- **The request**:
Express these lines as a JSON list of strings, one string per line, with blank lines left out.

- **Data extract**:
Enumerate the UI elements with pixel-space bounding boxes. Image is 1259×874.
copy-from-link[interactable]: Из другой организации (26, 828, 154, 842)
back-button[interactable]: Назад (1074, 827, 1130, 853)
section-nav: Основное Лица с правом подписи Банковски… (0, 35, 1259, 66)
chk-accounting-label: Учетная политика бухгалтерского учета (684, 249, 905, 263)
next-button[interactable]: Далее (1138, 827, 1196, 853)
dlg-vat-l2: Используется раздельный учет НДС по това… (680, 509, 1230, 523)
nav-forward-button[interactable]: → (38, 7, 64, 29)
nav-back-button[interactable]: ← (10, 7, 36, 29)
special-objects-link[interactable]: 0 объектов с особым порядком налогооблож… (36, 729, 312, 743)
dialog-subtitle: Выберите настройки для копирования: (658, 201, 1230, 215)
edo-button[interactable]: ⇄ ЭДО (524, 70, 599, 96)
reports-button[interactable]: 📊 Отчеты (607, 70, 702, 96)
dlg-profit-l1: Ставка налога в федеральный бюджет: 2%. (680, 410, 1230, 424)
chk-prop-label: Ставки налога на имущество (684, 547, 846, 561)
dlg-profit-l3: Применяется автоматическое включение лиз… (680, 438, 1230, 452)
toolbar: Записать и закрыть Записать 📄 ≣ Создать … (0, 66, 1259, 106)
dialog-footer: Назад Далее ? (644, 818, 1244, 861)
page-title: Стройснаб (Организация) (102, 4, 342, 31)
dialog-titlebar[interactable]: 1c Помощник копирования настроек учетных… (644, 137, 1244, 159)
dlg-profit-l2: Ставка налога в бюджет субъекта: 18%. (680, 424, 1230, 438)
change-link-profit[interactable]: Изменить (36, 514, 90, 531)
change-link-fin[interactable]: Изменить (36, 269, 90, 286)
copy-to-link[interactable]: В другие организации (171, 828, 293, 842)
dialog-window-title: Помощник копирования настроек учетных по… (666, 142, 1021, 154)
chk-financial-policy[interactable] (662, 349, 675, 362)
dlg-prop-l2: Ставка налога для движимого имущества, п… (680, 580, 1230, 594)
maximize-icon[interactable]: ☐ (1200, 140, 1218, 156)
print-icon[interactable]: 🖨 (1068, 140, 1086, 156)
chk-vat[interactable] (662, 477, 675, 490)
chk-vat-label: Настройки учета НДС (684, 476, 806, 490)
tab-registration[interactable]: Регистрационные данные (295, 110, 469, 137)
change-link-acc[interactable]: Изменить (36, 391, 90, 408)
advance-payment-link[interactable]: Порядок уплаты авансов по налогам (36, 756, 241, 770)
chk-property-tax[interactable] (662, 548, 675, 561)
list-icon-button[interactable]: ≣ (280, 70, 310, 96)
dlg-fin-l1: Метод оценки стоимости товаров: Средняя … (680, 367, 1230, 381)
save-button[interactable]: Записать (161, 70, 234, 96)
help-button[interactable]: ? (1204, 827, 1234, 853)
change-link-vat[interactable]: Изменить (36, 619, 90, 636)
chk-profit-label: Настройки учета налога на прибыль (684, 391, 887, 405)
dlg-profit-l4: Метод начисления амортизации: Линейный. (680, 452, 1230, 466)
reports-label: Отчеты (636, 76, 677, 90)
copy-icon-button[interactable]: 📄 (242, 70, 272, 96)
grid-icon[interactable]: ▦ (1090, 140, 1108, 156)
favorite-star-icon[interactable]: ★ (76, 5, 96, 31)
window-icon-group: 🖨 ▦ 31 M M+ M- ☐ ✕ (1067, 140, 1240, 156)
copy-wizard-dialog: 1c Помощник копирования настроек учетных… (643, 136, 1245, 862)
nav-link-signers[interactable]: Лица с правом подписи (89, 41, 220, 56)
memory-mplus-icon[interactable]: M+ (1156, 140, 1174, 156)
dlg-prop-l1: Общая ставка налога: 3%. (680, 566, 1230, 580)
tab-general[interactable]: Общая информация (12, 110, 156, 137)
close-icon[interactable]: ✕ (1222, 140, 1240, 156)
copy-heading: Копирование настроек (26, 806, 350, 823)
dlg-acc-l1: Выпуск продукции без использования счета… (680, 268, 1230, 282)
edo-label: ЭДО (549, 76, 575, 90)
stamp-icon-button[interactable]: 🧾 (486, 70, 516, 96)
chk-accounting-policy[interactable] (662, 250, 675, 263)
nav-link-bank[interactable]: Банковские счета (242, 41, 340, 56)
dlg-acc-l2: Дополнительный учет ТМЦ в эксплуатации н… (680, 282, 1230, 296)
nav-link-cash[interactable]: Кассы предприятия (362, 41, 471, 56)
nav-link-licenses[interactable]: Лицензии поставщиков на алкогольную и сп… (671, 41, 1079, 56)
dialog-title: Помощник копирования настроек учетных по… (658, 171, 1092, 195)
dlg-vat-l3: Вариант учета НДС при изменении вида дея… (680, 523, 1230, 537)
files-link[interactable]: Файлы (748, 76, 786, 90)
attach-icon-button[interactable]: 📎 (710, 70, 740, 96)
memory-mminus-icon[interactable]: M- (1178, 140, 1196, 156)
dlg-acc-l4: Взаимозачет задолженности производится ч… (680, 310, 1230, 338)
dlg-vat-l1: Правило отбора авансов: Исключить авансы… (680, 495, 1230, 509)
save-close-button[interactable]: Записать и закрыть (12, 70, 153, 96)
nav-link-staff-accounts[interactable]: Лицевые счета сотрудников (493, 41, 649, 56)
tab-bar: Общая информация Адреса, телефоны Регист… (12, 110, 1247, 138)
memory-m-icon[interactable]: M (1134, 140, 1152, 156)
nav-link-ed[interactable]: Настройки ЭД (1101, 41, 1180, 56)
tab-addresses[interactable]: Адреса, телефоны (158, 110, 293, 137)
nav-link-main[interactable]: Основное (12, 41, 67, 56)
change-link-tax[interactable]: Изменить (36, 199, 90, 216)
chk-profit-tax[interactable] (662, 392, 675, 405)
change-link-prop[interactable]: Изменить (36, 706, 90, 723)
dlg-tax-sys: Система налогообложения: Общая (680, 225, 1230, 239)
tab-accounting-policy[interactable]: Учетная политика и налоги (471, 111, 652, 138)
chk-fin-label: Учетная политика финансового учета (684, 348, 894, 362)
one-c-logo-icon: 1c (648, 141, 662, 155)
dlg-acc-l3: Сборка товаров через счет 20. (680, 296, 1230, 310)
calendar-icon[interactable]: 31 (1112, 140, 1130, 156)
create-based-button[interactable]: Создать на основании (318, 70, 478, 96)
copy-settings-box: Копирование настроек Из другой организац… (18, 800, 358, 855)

- **Exercise solution**:
[
  "Enumerate the UI elements with pixel-space bounding boxes. Image is 1259×874.",
  "copy-from-link[interactable]: Из другой организации (26, 828, 154, 842)",
  "back-button[interactable]: Назад (1074, 827, 1130, 853)",
  "section-nav: Основное Лица с правом подписи Банковски… (0, 35, 1259, 66)",
  "chk-accounting-label: Учетная политика бухгалтерского учета (684, 249, 905, 263)",
  "next-button[interactable]: Далее (1138, 827, 1196, 853)",
  "dlg-vat-l2: Используется раздельный учет НДС по това… (680, 509, 1230, 523)",
  "nav-forward-button[interactable]: → (38, 7, 64, 29)",
  "nav-back-button[interactable]: ← (10, 7, 36, 29)",
  "special-objects-link[interactable]: 0 объектов с особым порядком налогооблож… (36, 729, 312, 743)",
  "dialog-subtitle: Выберите настройки для копирования: (658, 201, 1230, 215)",
  "edo-button[interactable]: ⇄ ЭДО (524, 70, 599, 96)",
  "reports-button[interactable]: 📊 Отчеты (607, 70, 702, 96)",
  "dlg-profit-l1: Ставка налога в федеральный бюджет: 2%. (680, 410, 1230, 424)",
  "chk-prop-label: Ставки налога на имущество (684, 547, 846, 561)",
  "dlg-profit-l3: Применяется автоматическое включение лиз… (680, 438, 1230, 452)",
  "toolbar: Записать и закрыть Записать 📄 ≣ Создать … (0, 66, 1259, 106)",
  "dialog-footer: Назад Далее ? (644, 818, 1244, 861)",
  "page-title: Стройснаб (Организация) (102, 4, 342, 31)",
  "dialog-titlebar[interactable]: 1c Помощник копирования настроек учетных… (644, 137, 1244, 159)",
  "dlg-profit-l2: Ставка налога в бюджет субъекта: 18%. (680, 424, 1230, 438)",
  "change-link-profit[interactable]: Изменить (36, 514, 90, 531)",
  "change-link-fin[interactable]: Изменить (36, 269, 90, 286)",
  "copy-to-link[interactable]: В другие организации (171, 828, 293, 842)",
  "dialog-window-title: Помощник копирования настроек учетных по… (666, 142, 1021, 154)",
  "chk-financial-policy[interactable] (662, 349, 675, 362)",
  "dlg-prop-l2: Ставка налога для движимого имущества, п… (680, 580, 1230, 594)",
  "maximize-icon[interactable]: ☐ (1200, 140, 1218, 156)",
  "print-icon[interactable]: 🖨 (1068, 140, 1086, 156)",
  "chk-vat[interactable] (662, 477, 675, 490)",
  "chk-vat-label: Настройки учета НДС (684, 476, 806, 490)",
  "tab-registration[interactable]: Регистрационные данные (295, 110, 469, 137)",
  "change-link-acc[interactable]: Изменить (36, 391, 90, 408)",
  "advance-payment-link[interactable]: Порядок уплаты авансов по налогам (36, 756, 241, 770)",
  "chk-property-tax[interactable] (662, 548, 675, 561)",
  "list-icon-button[interactable]: ≣ (280, 70, 310, 96)",
  "dlg-fin-l1: Метод оценки стоимости товаров: Средняя … (680, 367, 1230, 381)",
  "save-button[interactable]: Записать (161, 70, 234, 96)",
  "help-button[interactable]: ? (1204, 827, 1234, 853)",
  "change-link-vat[interactable]: Изменить (36, 619, 90, 636)",
  "chk-profit-label: Настройки учета налога на прибыль (684, 391, 887, 405)",
  "dlg-profit-l4: Метод начисления амортизации: Линейный. (680, 452, 1230, 466)",
  "reports-label: Отчеты (636, 76, 677, 90)",
  "copy-icon-button[interactable]: 📄 (242, 70, 272, 96)",
  "grid-icon[interactable]: ▦ (1090, 140, 1108, 156)",
  "favorite-star-icon[interactable]: ★ (76, 5, 96, 31)",
  "window-icon-group: 🖨 ▦ 31 M M+ M- ☐ ✕ (1067, 140, 1240, 156)",
  "copy-wizard-dialog: 1c Помощник копирования настроек учетных… (643, 136, 1245, 862)",
  "nav-link-signers[interactable]: Лица с правом подписи (89, 41, 220, 56)",
  "memory-mplus-icon[interactable]: M+ (1156, 140, 1174, 156)",
  "dlg-prop-l1: Общая ставка налога: 3%. (680, 566, 1230, 580)",
  "tab-general[interactable]: Общая информация (12, 110, 156, 137)",
  "close-icon[interactable]: ✕ (1222, 140, 1240, 156)",
  "copy-heading: Копирование настроек (26, 806, 350, 823)",
  "dlg-acc-l1: Выпуск продукции без использования счета… (680, 268, 1230, 282)",
  "edo-label: ЭДО (549, 76, 575, 90)",
  "stamp-icon-button[interactable]: 🧾 (486, 70, 516, 96)",
  "chk-accounting-policy[interactable] (662, 250, 675, 263)",
  "nav-link-bank[interactable]: Банковские счета (242, 41, 340, 56)",
  "dlg-acc-l2: Дополнительный учет ТМЦ в эксплуатации н… (680, 282, 1230, 296)",
  "nav-link-cash[interactable]: Кассы предприятия (362, 41, 471, 56)",
  "nav-link-licenses[interactable]: Лицензии поставщиков на алкогольную и сп… (671, 41, 1079, 56)",
  "dialog-title: Помощник копирования настроек учетных по… (658, 171, 1092, 195)",
  "dlg-vat-l3: Вариант учета НДС при изменении вида дея… (680, 523, 1230, 537)",
  "files-link[interactable]: Файлы (748, 76, 786, 90)",
  "attach-icon-button[interactable]: 📎 (710, 70, 740, 96)",
  "memory-mminus-icon[interactable]: M- (1178, 140, 1196, 156)",
  "dlg-acc-l4: Взаимозачет задолженности производится ч… (680, 310, 1230, 338)",
  "dlg-vat-l1: Правило отбора авансов: Исключить авансы… (680, 495, 1230, 509)",
  "save-close-button[interactable]: Записать и закрыть (12, 70, 153, 96)",
  "nav-link-staff-accounts[interactable]: Лицевые счета сотрудников (493, 41, 649, 56)",
  "tab-bar: Общая информация Адреса, телефоны Регист… (12, 110, 1247, 138)",
  "memory-m-icon[interactable]: M (1134, 140, 1152, 156)",
  "nav-link-ed[interactable]: Настройки ЭД (1101, 41, 1180, 56)",
  "tab-addresses[interactable]: Адреса, телефоны (158, 110, 293, 137)",
  "nav-link-main[interactable]: Основное (12, 41, 67, 56)",
  "change-link-tax[interactable]: Изменить (36, 199, 90, 216)",
  "chk-profit-tax[interactable] (662, 392, 675, 405)",
  "change-link-prop[interactable]: Изменить (36, 706, 90, 723)",
  "dlg-tax-sys: Система налогообложения: Общая (680, 225, 1230, 239)",
  "tab-accounting-policy[interactable]: Учетная политика и налоги (471, 111, 652, 138)",
  "chk-fin-label: Учетная политика финансового учета (684, 348, 894, 362)",
  "one-c-logo-icon: 1c (648, 141, 662, 155)",
  "dlg-acc-l3: Сборка товаров через счет 20. (680, 296, 1230, 310)",
  "calendar-icon[interactable]: 31 (1112, 140, 1130, 156)",
  "create-based-button[interactable]: Создать на основании (318, 70, 478, 96)",
  "copy-settings-box: Копирование настроек Из другой организац… (18, 800, 358, 855)"
]